Records to process>
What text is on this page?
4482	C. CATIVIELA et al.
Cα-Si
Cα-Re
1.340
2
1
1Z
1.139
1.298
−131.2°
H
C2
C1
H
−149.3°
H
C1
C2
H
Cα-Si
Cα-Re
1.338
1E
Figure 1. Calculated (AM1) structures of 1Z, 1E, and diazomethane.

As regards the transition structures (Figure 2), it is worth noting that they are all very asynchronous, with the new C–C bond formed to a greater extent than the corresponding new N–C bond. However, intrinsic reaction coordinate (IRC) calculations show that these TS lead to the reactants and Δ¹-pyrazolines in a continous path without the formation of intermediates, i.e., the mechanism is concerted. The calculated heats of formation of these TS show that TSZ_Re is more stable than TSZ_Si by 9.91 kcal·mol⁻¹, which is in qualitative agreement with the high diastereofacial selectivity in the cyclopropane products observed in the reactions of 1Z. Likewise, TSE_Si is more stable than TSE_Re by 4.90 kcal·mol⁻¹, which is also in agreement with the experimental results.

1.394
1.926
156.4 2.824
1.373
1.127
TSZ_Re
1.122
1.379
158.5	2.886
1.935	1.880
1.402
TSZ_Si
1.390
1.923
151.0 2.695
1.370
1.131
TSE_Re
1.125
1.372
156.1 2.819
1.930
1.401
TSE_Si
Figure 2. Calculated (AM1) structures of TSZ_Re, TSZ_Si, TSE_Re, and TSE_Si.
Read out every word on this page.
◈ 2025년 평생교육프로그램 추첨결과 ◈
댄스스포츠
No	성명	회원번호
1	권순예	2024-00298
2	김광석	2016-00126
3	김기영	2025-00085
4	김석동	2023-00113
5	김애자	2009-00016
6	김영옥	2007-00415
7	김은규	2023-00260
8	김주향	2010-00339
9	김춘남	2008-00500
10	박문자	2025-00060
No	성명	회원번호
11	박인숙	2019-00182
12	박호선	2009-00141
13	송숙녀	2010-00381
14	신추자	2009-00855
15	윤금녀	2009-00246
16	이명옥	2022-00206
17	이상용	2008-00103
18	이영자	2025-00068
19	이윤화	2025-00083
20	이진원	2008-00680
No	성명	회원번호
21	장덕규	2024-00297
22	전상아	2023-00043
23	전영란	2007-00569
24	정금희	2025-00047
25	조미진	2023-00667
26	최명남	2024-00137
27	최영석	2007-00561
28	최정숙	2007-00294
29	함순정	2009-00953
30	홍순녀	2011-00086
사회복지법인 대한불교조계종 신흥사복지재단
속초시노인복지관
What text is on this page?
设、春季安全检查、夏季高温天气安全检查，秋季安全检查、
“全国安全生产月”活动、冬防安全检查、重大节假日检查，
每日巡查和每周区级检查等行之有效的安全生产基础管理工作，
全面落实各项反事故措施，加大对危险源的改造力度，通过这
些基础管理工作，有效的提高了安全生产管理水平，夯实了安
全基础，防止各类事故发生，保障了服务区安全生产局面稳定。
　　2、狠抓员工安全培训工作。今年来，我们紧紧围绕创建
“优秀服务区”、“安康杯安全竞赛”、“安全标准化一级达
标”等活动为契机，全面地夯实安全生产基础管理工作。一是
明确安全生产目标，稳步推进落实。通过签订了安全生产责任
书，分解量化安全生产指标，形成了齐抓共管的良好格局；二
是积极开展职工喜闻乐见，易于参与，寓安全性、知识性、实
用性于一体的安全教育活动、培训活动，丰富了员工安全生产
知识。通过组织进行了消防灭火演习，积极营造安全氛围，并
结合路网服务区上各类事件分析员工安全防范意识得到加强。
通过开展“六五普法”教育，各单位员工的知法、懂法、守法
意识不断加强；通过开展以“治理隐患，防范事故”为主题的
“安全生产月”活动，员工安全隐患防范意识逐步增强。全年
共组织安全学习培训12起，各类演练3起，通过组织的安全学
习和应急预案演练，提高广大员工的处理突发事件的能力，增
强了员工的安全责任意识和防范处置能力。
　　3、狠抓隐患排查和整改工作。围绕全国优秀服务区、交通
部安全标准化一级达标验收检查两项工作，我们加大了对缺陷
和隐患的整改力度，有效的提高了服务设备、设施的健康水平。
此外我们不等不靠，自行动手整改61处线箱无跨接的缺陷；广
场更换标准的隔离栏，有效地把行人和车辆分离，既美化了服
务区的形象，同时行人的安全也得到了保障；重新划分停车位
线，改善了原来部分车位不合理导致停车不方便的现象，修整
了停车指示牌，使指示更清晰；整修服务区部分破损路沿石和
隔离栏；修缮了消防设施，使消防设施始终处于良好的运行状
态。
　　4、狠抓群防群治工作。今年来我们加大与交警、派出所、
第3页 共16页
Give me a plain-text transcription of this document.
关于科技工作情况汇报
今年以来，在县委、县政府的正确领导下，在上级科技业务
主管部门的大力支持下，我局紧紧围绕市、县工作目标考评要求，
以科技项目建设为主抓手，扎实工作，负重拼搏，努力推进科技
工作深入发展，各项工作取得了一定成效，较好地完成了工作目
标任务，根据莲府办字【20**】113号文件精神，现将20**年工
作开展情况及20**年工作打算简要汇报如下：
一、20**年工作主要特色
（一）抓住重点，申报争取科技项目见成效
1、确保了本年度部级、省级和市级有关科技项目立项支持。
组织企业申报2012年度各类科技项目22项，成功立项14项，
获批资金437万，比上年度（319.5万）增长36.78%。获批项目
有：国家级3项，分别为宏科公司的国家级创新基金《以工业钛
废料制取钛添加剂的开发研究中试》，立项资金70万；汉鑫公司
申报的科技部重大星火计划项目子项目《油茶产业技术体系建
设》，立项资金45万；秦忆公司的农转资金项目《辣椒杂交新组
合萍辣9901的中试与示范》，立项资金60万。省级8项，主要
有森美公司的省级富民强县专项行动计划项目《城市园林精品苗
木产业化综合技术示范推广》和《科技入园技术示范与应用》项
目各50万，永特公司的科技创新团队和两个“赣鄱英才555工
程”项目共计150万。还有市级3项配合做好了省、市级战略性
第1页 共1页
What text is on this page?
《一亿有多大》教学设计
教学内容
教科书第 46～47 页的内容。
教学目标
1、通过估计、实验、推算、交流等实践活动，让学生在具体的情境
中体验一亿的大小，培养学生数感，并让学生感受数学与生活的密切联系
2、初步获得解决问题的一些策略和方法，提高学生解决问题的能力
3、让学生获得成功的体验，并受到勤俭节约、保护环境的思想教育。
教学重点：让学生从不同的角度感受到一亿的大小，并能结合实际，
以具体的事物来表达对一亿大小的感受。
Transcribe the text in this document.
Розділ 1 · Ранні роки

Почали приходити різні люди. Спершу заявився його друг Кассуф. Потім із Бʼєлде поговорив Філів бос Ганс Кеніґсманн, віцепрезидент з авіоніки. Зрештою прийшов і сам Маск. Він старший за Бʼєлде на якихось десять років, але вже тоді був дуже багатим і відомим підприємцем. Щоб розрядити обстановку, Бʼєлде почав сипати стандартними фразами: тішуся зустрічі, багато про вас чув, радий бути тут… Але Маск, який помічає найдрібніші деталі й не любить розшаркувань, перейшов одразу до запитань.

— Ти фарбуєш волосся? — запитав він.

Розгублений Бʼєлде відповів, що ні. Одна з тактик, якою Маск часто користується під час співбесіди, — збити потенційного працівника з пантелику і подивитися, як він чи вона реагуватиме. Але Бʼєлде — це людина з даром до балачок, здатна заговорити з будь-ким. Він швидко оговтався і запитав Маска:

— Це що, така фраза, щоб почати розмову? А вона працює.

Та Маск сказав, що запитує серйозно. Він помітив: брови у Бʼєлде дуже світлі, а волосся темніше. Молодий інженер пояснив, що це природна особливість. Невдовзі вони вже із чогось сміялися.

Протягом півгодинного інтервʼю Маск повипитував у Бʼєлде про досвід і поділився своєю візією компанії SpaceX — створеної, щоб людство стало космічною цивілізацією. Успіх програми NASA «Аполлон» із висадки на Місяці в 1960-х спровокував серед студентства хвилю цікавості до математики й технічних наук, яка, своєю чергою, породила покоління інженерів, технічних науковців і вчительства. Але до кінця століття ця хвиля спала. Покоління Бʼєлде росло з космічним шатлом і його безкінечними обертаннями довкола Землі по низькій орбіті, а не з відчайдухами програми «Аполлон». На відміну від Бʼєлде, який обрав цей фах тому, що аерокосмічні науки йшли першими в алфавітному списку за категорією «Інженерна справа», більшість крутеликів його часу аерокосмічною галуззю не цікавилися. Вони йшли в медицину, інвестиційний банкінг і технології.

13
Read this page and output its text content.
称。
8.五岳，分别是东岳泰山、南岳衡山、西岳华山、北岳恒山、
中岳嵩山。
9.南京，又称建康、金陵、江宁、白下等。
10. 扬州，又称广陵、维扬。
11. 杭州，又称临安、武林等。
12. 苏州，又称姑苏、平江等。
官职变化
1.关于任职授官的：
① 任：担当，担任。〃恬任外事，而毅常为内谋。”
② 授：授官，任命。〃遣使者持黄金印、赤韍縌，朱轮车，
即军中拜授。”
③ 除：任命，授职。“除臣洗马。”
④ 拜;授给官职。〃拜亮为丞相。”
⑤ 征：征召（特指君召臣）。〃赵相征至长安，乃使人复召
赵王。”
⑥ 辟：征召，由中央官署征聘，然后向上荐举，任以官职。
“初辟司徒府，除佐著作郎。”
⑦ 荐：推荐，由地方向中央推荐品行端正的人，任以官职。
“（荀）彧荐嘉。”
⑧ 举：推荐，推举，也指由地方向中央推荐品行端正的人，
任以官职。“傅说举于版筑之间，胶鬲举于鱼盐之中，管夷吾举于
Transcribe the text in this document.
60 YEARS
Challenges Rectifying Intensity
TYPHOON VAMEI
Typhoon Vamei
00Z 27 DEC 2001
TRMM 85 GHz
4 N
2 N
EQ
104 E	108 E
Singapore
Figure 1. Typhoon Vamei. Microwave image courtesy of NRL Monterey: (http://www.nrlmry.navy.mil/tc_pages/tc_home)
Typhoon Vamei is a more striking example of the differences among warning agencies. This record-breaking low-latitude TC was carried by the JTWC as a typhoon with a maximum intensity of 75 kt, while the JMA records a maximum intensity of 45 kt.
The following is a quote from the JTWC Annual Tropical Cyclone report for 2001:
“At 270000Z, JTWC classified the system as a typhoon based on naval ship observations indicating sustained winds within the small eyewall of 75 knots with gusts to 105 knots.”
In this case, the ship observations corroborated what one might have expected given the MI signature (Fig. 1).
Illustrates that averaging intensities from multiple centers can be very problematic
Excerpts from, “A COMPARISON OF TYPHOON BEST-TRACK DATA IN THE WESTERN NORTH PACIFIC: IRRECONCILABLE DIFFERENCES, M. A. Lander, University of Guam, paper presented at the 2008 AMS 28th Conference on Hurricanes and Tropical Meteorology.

Task statement>
Above are the records. Copy every line in them holding "волосся".

Task solution>
— Ти фарбуєш волосся? — запитав він.
Та Маск сказав, що запитує серйозно. Він помітив: брови у Бʼєлде дуже світлі, а волосся темніше. Молодий інженер пояснив, що це природна особливість. Невдовзі вони вже із чогось сміялися.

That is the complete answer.